_Written request_
Work out how many lines in the listing below include the word "color". Give nothing but the number.

(Stored data)
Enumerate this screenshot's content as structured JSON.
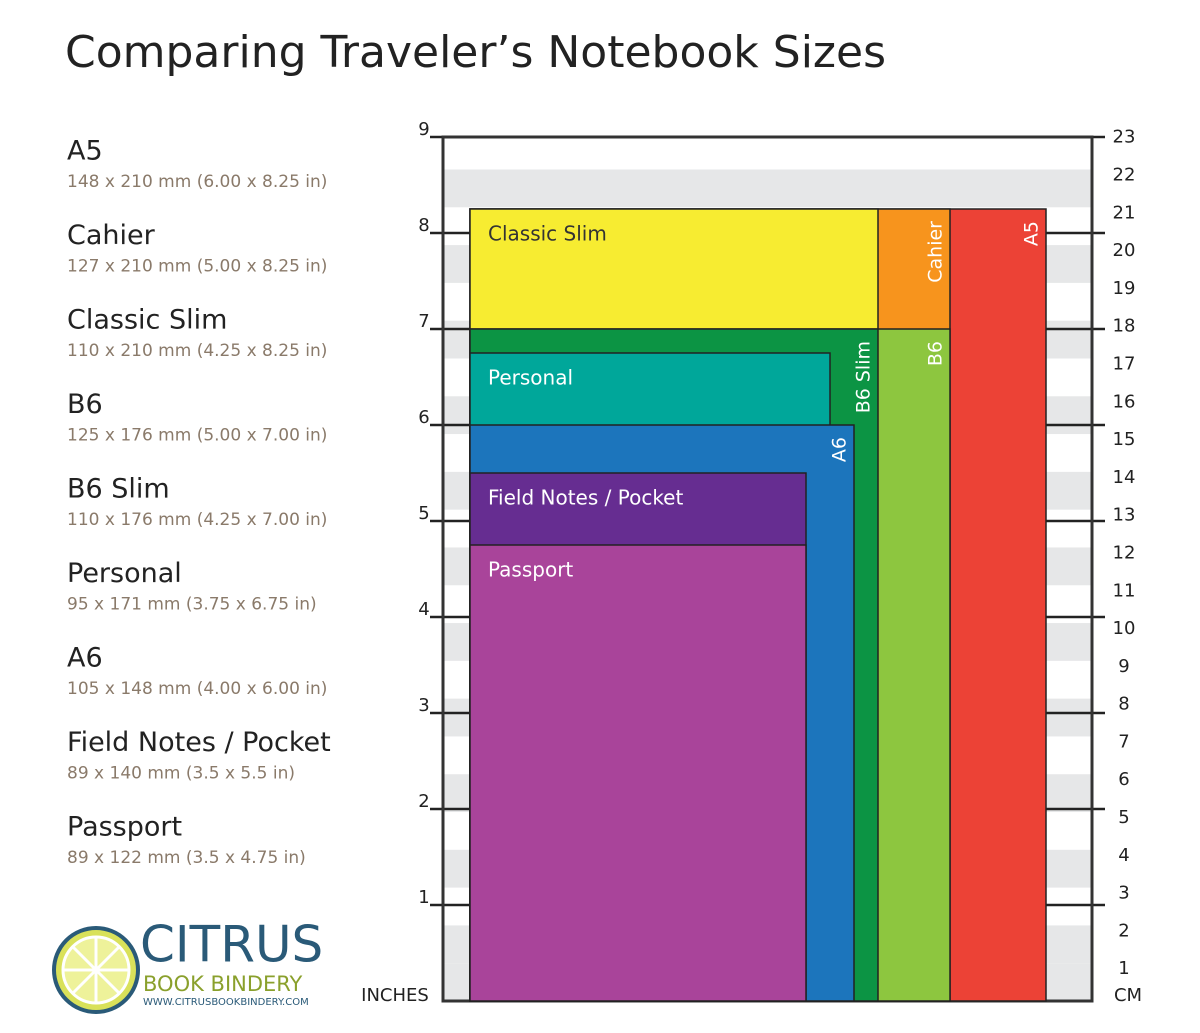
{
  "title": "Comparing Traveler’s Notebook Sizes",
  "logo": {
    "name": "CITRUS",
    "subtitle": "BOOK BINDERY",
    "url": "WWW.CITRUSBOOKBINDERY.COM"
  },
  "chart_data": {
    "type": "rect",
    "x_label": "INCHES",
    "y2_label": "CM",
    "ylim": [
      0,
      9
    ],
    "yticks": [
      1,
      2,
      3,
      4,
      5,
      6,
      7,
      8,
      9
    ],
    "y2lim": [
      0,
      22.86
    ],
    "y2ticks": [
      1,
      2,
      3,
      4,
      5,
      6,
      7,
      8,
      9,
      10,
      11,
      12,
      13,
      14,
      15,
      16,
      17,
      18,
      19,
      20,
      21,
      22,
      23
    ],
    "series": [
      {
        "name": "A5",
        "spec": "148 x 210 mm (6.00 x 8.25 in)",
        "color": "#ec4236",
        "width": 6,
        "height": 8.25
      },
      {
        "name": "Cahier",
        "spec": "127 x 210 mm (5.00 x 8.25 in)",
        "color": "#f7941d",
        "width": 5,
        "height": 8.25
      },
      {
        "name": "Classic Slim",
        "spec": "110 x 210 mm (4.25 x 8.25 in)",
        "color": "#f7ec31",
        "width": 4.25,
        "height": 8.25
      },
      {
        "name": "B6",
        "spec": "125 x 176 mm (5.00 x 7.00 in)",
        "color": "#8dc63f",
        "width": 5,
        "height": 7
      },
      {
        "name": "B6 Slim",
        "spec": "110 x 176 mm (4.25 x 7.00 in)",
        "color": "#0c9444",
        "width": 4.25,
        "height": 7
      },
      {
        "name": "Personal",
        "spec": "95 x 171 mm (3.75 x 6.75 in)",
        "color": "#00a79a",
        "width": 3.75,
        "height": 6.75
      },
      {
        "name": "A6",
        "spec": "105 x 148 mm (4.00 x 6.00 in)",
        "color": "#1c75bc",
        "width": 4,
        "height": 6
      },
      {
        "name": "Field Notes / Pocket",
        "spec": "89 x 140 mm (3.5 x 5.5 in)",
        "color": "#662d91",
        "width": 3.5,
        "height": 5.5
      },
      {
        "name": "Passport",
        "spec": "89 x 122 mm (3.5 x 4.75 in)",
        "color": "#a9449a",
        "width": 3.5,
        "height": 4.75
      }
    ]
  }
}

_Exercise output_
9